• [The request]:
In the listing below, find every line with the string "proposed" and pull it out.

• [Records for this task]:
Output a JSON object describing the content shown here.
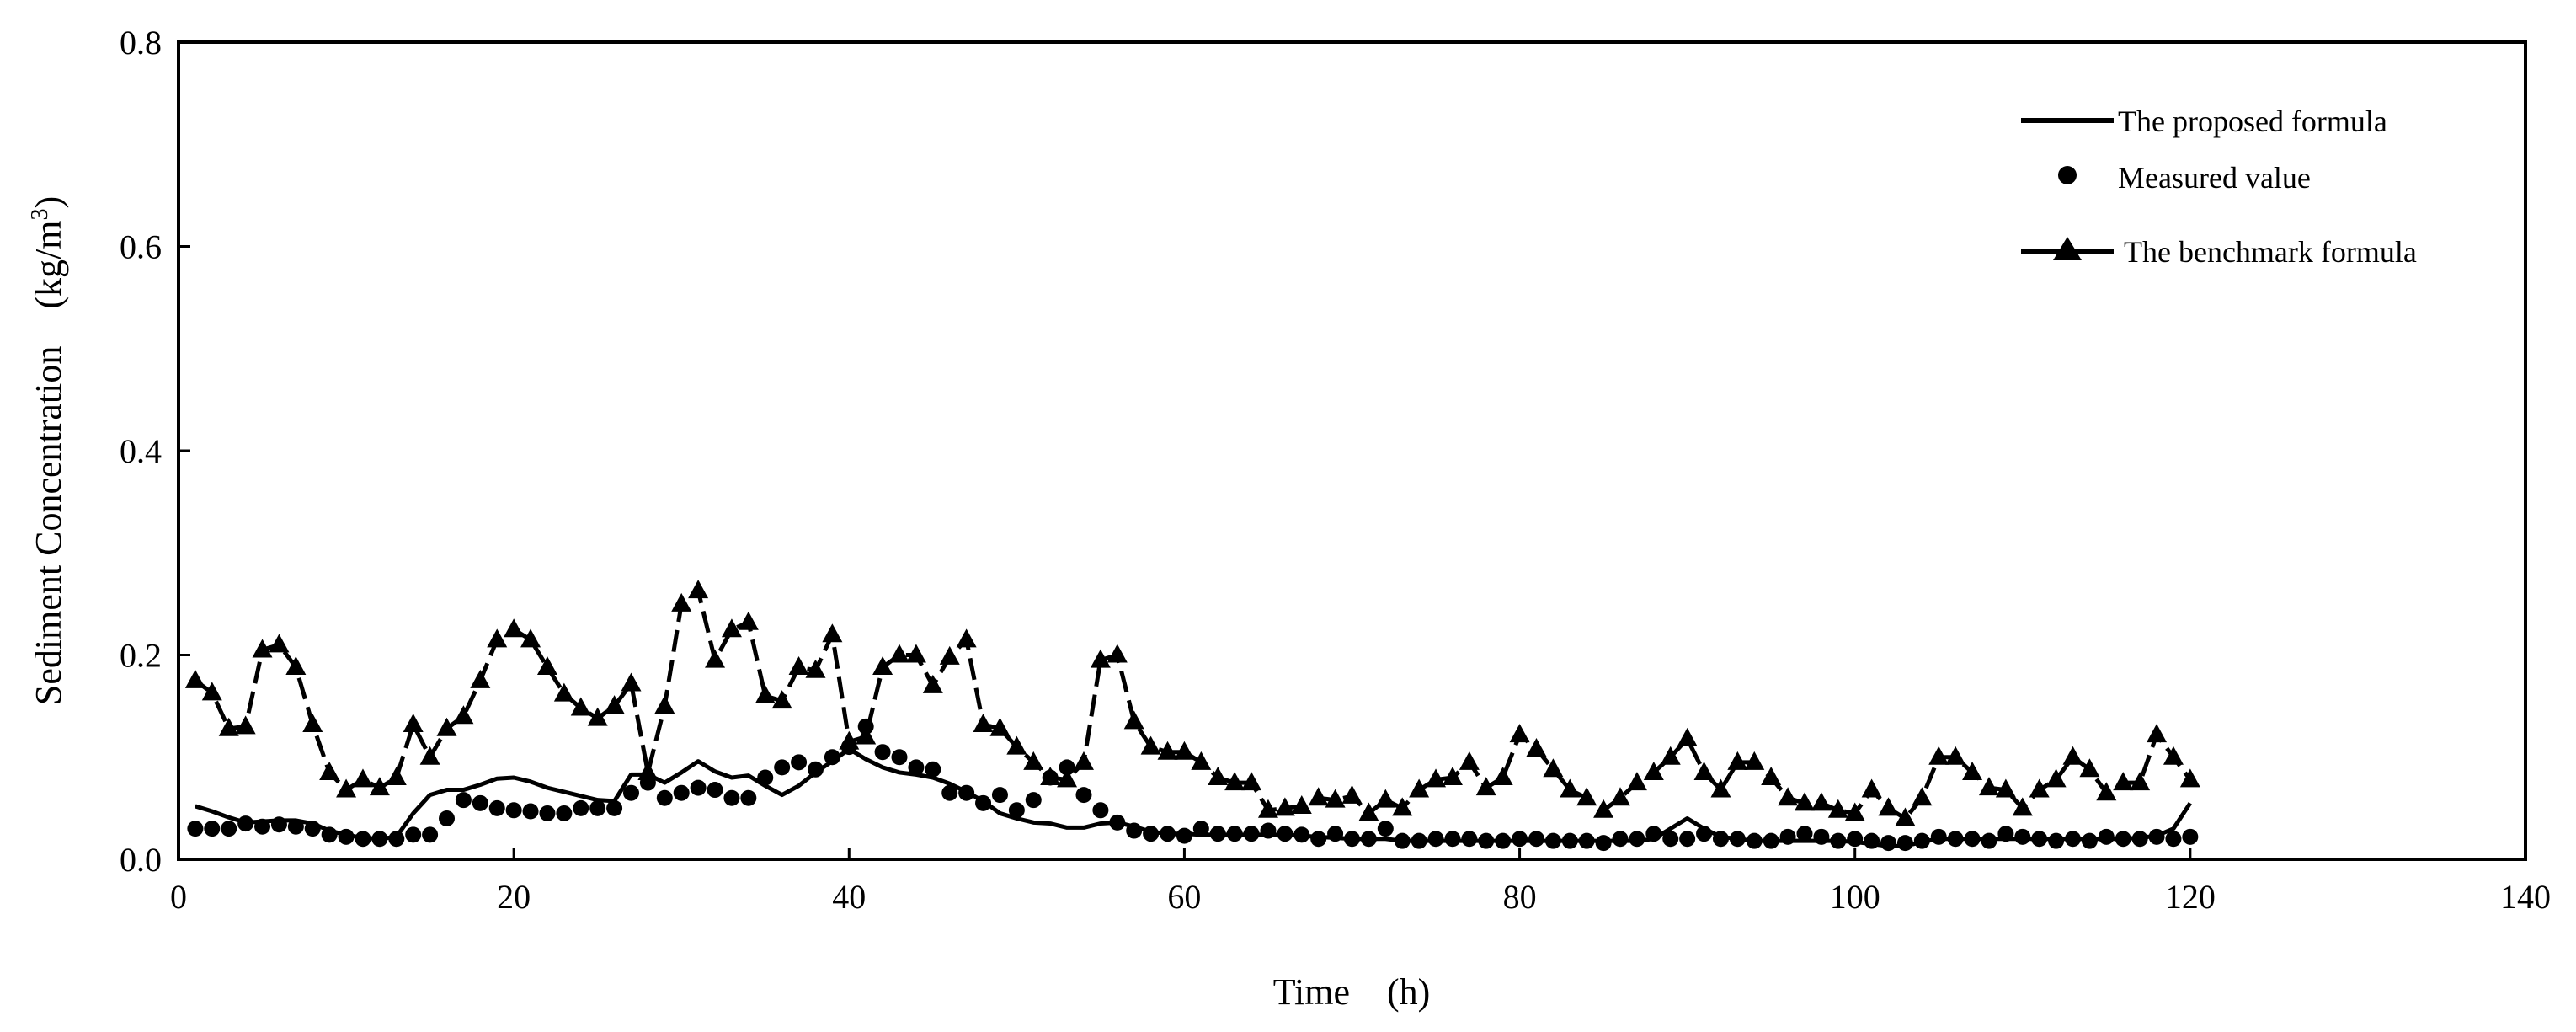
{
  "chart_data": {
    "type": "line",
    "title": "",
    "xlabel": "Time　(h)",
    "ylabel_main": "Sediment Concentration　(kg/m",
    "ylabel_sup": "3",
    "ylabel_close": ")",
    "xlim": [
      0,
      140
    ],
    "ylim": [
      0,
      0.8
    ],
    "x_ticks": [
      0,
      20,
      40,
      60,
      80,
      100,
      120,
      140
    ],
    "y_ticks": [
      0.0,
      0.2,
      0.4,
      0.6,
      0.8
    ],
    "x_tick_labels": [
      "0",
      "20",
      "40",
      "60",
      "80",
      "100",
      "120",
      "140"
    ],
    "y_tick_labels": [
      "0.0",
      "0.2",
      "0.4",
      "0.6",
      "0.8"
    ],
    "grid": false,
    "legend_position": "top-right",
    "legend": [
      {
        "label": "The proposed formula",
        "style": "line"
      },
      {
        "label": "Measured value",
        "style": "dot"
      },
      {
        "label": "The benchmark formula",
        "style": "dashed-triangle"
      }
    ],
    "series": [
      {
        "name": "The proposed formula",
        "style": "line",
        "x": [
          1,
          2,
          3,
          4,
          5,
          6,
          7,
          8,
          9,
          10,
          11,
          12,
          13,
          14,
          15,
          16,
          17,
          18,
          19,
          20,
          21,
          22,
          23,
          24,
          25,
          26,
          27,
          28,
          29,
          30,
          31,
          32,
          33,
          34,
          35,
          36,
          37,
          38,
          39,
          40,
          41,
          42,
          43,
          44,
          45,
          46,
          47,
          48,
          49,
          50,
          51,
          52,
          53,
          54,
          55,
          56,
          57,
          58,
          59,
          60,
          61,
          62,
          63,
          64,
          65,
          66,
          67,
          68,
          69,
          70,
          71,
          72,
          73,
          74,
          75,
          76,
          77,
          78,
          79,
          80,
          81,
          82,
          83,
          84,
          85,
          86,
          87,
          88,
          89,
          90,
          91,
          92,
          93,
          94,
          95,
          96,
          97,
          98,
          99,
          100,
          101,
          102,
          103,
          104,
          105,
          106,
          107,
          108,
          109,
          110,
          111,
          112,
          113,
          114,
          115,
          116,
          117,
          118,
          119,
          120
        ],
        "y": [
          0.052,
          0.047,
          0.041,
          0.036,
          0.037,
          0.038,
          0.038,
          0.035,
          0.028,
          0.024,
          0.021,
          0.02,
          0.022,
          0.045,
          0.063,
          0.068,
          0.068,
          0.073,
          0.079,
          0.08,
          0.076,
          0.07,
          0.066,
          0.062,
          0.058,
          0.057,
          0.083,
          0.083,
          0.075,
          0.085,
          0.096,
          0.086,
          0.08,
          0.082,
          0.072,
          0.063,
          0.072,
          0.085,
          0.096,
          0.108,
          0.098,
          0.09,
          0.085,
          0.083,
          0.08,
          0.074,
          0.066,
          0.057,
          0.045,
          0.04,
          0.036,
          0.035,
          0.031,
          0.031,
          0.035,
          0.036,
          0.032,
          0.027,
          0.025,
          0.025,
          0.024,
          0.024,
          0.024,
          0.024,
          0.024,
          0.024,
          0.023,
          0.022,
          0.021,
          0.02,
          0.02,
          0.02,
          0.018,
          0.018,
          0.018,
          0.018,
          0.018,
          0.018,
          0.018,
          0.018,
          0.018,
          0.018,
          0.018,
          0.018,
          0.018,
          0.018,
          0.018,
          0.02,
          0.03,
          0.04,
          0.03,
          0.022,
          0.02,
          0.018,
          0.018,
          0.018,
          0.018,
          0.018,
          0.018,
          0.017,
          0.015,
          0.013,
          0.013,
          0.017,
          0.02,
          0.02,
          0.02,
          0.02,
          0.02,
          0.02,
          0.02,
          0.02,
          0.02,
          0.02,
          0.02,
          0.02,
          0.021,
          0.023,
          0.03,
          0.055
        ]
      },
      {
        "name": "Measured value",
        "style": "dot",
        "x": [
          1,
          2,
          3,
          4,
          5,
          6,
          7,
          8,
          9,
          10,
          11,
          12,
          13,
          14,
          15,
          16,
          17,
          18,
          19,
          20,
          21,
          22,
          23,
          24,
          25,
          26,
          27,
          28,
          29,
          30,
          31,
          32,
          33,
          34,
          35,
          36,
          37,
          38,
          39,
          40,
          41,
          42,
          43,
          44,
          45,
          46,
          47,
          48,
          49,
          50,
          51,
          52,
          53,
          54,
          55,
          56,
          57,
          58,
          59,
          60,
          61,
          62,
          63,
          64,
          65,
          66,
          67,
          68,
          69,
          70,
          71,
          72,
          73,
          74,
          75,
          76,
          77,
          78,
          79,
          80,
          81,
          82,
          83,
          84,
          85,
          86,
          87,
          88,
          89,
          90,
          91,
          92,
          93,
          94,
          95,
          96,
          97,
          98,
          99,
          100,
          101,
          102,
          103,
          104,
          105,
          106,
          107,
          108,
          109,
          110,
          111,
          112,
          113,
          114,
          115,
          116,
          117,
          118,
          119,
          120
        ],
        "y": [
          0.03,
          0.03,
          0.03,
          0.035,
          0.032,
          0.034,
          0.032,
          0.03,
          0.024,
          0.022,
          0.02,
          0.02,
          0.02,
          0.024,
          0.024,
          0.04,
          0.058,
          0.055,
          0.05,
          0.048,
          0.047,
          0.045,
          0.045,
          0.05,
          0.05,
          0.05,
          0.065,
          0.075,
          0.06,
          0.065,
          0.07,
          0.068,
          0.06,
          0.06,
          0.08,
          0.09,
          0.095,
          0.088,
          0.1,
          0.11,
          0.13,
          0.105,
          0.1,
          0.09,
          0.088,
          0.065,
          0.065,
          0.055,
          0.063,
          0.048,
          0.058,
          0.08,
          0.09,
          0.063,
          0.048,
          0.036,
          0.028,
          0.025,
          0.025,
          0.023,
          0.03,
          0.025,
          0.025,
          0.025,
          0.028,
          0.025,
          0.024,
          0.02,
          0.025,
          0.02,
          0.02,
          0.03,
          0.018,
          0.018,
          0.02,
          0.02,
          0.02,
          0.018,
          0.018,
          0.02,
          0.02,
          0.018,
          0.018,
          0.018,
          0.016,
          0.02,
          0.02,
          0.025,
          0.02,
          0.02,
          0.025,
          0.02,
          0.02,
          0.018,
          0.018,
          0.022,
          0.025,
          0.022,
          0.018,
          0.02,
          0.018,
          0.016,
          0.016,
          0.018,
          0.022,
          0.02,
          0.02,
          0.018,
          0.025,
          0.022,
          0.02,
          0.018,
          0.02,
          0.018,
          0.022,
          0.02,
          0.02,
          0.022,
          0.02,
          0.022
        ]
      },
      {
        "name": "The benchmark formula",
        "style": "dashed-triangle",
        "x": [
          1,
          2,
          3,
          4,
          5,
          6,
          7,
          8,
          9,
          10,
          11,
          12,
          13,
          14,
          15,
          16,
          17,
          18,
          19,
          20,
          21,
          22,
          23,
          24,
          25,
          26,
          27,
          28,
          29,
          30,
          31,
          32,
          33,
          34,
          35,
          36,
          37,
          38,
          39,
          40,
          41,
          42,
          43,
          44,
          45,
          46,
          47,
          48,
          49,
          50,
          51,
          52,
          53,
          54,
          55,
          56,
          57,
          58,
          59,
          60,
          61,
          62,
          63,
          64,
          65,
          66,
          67,
          68,
          69,
          70,
          71,
          72,
          73,
          74,
          75,
          76,
          77,
          78,
          79,
          80,
          81,
          82,
          83,
          84,
          85,
          86,
          87,
          88,
          89,
          90,
          91,
          92,
          93,
          94,
          95,
          96,
          97,
          98,
          99,
          100,
          101,
          102,
          103,
          104,
          105,
          106,
          107,
          108,
          109,
          110,
          111,
          112,
          113,
          114,
          115,
          116,
          117,
          118,
          119,
          120
        ],
        "y": [
          0.175,
          0.163,
          0.128,
          0.13,
          0.205,
          0.21,
          0.188,
          0.132,
          0.085,
          0.068,
          0.078,
          0.07,
          0.08,
          0.132,
          0.1,
          0.128,
          0.14,
          0.175,
          0.215,
          0.225,
          0.215,
          0.188,
          0.162,
          0.148,
          0.138,
          0.15,
          0.172,
          0.085,
          0.15,
          0.25,
          0.263,
          0.195,
          0.225,
          0.232,
          0.16,
          0.155,
          0.188,
          0.185,
          0.22,
          0.115,
          0.12,
          0.188,
          0.2,
          0.2,
          0.17,
          0.198,
          0.215,
          0.132,
          0.128,
          0.11,
          0.095,
          0.08,
          0.078,
          0.095,
          0.195,
          0.2,
          0.135,
          0.11,
          0.105,
          0.105,
          0.095,
          0.08,
          0.075,
          0.075,
          0.048,
          0.05,
          0.052,
          0.06,
          0.058,
          0.062,
          0.045,
          0.058,
          0.05,
          0.068,
          0.078,
          0.08,
          0.095,
          0.07,
          0.08,
          0.122,
          0.108,
          0.088,
          0.068,
          0.06,
          0.048,
          0.06,
          0.075,
          0.085,
          0.1,
          0.118,
          0.085,
          0.068,
          0.095,
          0.095,
          0.08,
          0.06,
          0.055,
          0.055,
          0.048,
          0.045,
          0.068,
          0.05,
          0.04,
          0.06,
          0.1,
          0.1,
          0.085,
          0.07,
          0.068,
          0.05,
          0.068,
          0.078,
          0.1,
          0.088,
          0.065,
          0.075,
          0.075,
          0.122,
          0.1,
          0.078
        ]
      }
    ]
  }
}
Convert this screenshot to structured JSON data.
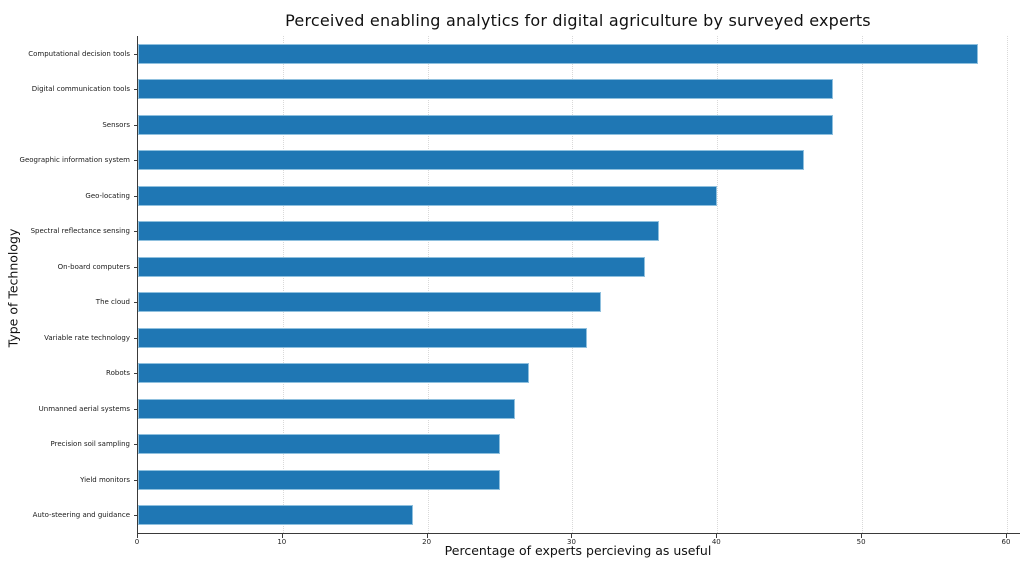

• [Answer to this task]:
        "label": "The proposed formula",
        "name": "The proposed formula",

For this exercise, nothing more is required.